▸ Items
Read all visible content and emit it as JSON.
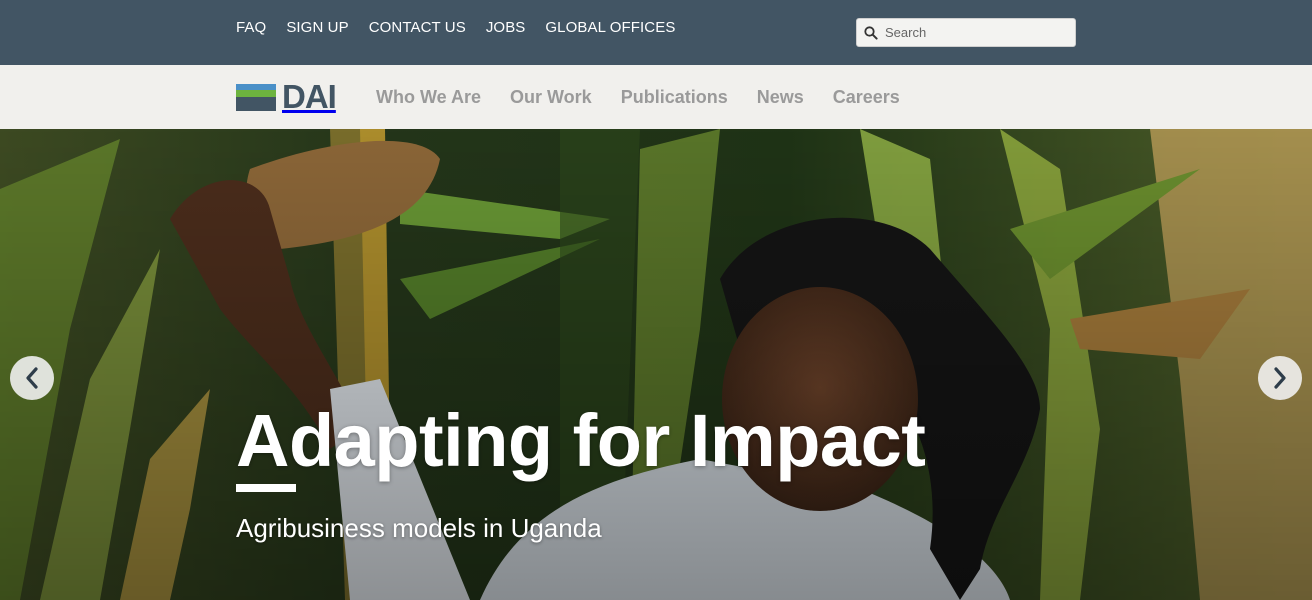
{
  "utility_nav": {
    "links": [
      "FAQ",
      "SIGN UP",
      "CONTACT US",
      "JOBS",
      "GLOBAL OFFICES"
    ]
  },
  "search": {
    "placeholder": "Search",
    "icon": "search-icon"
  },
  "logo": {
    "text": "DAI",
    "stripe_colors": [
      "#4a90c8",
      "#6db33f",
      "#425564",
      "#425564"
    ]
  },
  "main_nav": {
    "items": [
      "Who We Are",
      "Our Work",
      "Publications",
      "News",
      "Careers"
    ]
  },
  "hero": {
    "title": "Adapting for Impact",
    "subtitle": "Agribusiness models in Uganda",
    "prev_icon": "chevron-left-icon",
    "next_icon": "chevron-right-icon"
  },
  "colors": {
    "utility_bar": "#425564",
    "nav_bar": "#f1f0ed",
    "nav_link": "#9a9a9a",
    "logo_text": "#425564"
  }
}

▸ What you will do
Restate each entry word for word, please, but drop any images it holds.

▸ Task output
Read all visible content and emit it as JSON.
{
  "utility_nav": {
    "links": [
      "FAQ",
      "SIGN UP",
      "CONTACT US",
      "JOBS",
      "GLOBAL OFFICES"
    ]
  },
  "search": {
    "placeholder": "Search",
    "icon": "search-icon"
  },
  "logo": {
    "text": "DAI",
    "stripe_colors": [
      "#4a90c8",
      "#6db33f",
      "#425564",
      "#425564"
    ]
  },
  "main_nav": {
    "items": [
      "Who We Are",
      "Our Work",
      "Publications",
      "News",
      "Careers"
    ]
  },
  "hero": {
    "title": "Adapting for Impact",
    "subtitle": "Agribusiness models in Uganda",
    "prev_icon": "chevron-left-icon",
    "next_icon": "chevron-right-icon"
  },
  "colors": {
    "utility_bar": "#425564",
    "nav_bar": "#f1f0ed",
    "nav_link": "#9a9a9a",
    "logo_text": "#425564"
  }
}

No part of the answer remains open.